Brief: State the number of lines in these records holding "Nouvelle". Say nothing more.

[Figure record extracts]

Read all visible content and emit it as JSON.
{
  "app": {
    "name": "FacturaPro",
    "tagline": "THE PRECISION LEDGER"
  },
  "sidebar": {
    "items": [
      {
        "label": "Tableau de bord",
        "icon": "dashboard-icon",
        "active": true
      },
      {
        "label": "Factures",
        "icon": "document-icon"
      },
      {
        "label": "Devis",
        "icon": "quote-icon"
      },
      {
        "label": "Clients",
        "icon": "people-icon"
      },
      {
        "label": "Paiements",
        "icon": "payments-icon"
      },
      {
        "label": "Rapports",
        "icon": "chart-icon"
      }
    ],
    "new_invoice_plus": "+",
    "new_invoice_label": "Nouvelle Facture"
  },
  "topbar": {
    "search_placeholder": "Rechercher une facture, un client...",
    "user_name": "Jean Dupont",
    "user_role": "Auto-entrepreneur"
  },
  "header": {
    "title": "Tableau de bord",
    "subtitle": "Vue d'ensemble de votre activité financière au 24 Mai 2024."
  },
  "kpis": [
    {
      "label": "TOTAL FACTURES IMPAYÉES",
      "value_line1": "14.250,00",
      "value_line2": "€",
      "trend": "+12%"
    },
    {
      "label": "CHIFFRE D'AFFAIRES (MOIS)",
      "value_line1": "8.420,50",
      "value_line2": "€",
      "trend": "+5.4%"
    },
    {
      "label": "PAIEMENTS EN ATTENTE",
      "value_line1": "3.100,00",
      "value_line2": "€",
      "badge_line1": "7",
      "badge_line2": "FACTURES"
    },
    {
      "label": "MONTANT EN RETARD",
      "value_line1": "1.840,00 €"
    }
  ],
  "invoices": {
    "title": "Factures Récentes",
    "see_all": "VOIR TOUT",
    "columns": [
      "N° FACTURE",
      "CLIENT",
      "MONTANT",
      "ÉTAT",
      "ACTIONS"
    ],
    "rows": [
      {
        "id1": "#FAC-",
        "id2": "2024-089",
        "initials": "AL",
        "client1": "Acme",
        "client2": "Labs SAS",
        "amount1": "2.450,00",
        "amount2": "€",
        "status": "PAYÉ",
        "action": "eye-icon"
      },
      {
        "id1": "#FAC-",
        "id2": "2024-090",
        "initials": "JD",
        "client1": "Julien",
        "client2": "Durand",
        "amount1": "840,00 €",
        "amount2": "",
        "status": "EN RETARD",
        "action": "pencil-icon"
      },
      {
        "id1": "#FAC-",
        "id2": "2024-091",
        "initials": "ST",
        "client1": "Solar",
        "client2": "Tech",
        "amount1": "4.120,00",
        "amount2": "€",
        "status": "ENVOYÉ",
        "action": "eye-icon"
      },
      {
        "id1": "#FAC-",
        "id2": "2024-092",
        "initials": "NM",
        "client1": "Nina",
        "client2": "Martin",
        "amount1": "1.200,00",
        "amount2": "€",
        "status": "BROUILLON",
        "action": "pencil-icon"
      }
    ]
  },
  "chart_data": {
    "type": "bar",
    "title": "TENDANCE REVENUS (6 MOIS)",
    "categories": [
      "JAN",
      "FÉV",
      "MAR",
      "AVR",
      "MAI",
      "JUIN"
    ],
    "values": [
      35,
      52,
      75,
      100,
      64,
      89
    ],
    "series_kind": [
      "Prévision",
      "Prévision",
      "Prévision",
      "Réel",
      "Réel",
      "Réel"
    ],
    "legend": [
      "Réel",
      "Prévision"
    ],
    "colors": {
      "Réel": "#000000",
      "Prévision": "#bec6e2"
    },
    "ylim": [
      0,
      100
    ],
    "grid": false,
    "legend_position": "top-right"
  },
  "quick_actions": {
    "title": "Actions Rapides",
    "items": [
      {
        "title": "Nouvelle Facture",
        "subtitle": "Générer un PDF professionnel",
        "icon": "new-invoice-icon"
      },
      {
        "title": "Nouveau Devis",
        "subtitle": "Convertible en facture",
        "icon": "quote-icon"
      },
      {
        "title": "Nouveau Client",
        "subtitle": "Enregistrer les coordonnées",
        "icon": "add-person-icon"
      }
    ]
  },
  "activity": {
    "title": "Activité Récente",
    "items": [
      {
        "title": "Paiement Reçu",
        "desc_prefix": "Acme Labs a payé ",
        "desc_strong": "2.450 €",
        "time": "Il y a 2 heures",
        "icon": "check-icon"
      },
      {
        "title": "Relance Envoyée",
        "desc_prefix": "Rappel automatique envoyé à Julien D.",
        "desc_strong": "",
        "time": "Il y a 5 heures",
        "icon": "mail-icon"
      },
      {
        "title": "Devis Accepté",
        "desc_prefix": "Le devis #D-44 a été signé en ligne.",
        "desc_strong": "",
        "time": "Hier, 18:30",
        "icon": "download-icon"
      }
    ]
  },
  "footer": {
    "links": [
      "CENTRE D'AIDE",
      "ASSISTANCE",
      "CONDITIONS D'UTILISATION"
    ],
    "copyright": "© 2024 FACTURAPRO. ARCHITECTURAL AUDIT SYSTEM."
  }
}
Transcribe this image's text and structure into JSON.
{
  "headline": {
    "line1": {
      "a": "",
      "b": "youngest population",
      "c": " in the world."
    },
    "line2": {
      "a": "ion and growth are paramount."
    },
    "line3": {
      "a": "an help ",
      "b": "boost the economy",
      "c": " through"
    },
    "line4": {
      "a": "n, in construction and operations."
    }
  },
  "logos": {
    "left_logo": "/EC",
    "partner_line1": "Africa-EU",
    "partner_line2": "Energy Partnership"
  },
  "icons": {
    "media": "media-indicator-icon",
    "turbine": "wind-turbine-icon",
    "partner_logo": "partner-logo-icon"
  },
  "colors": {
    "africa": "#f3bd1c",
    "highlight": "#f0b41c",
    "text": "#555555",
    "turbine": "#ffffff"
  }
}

Exercise response: 2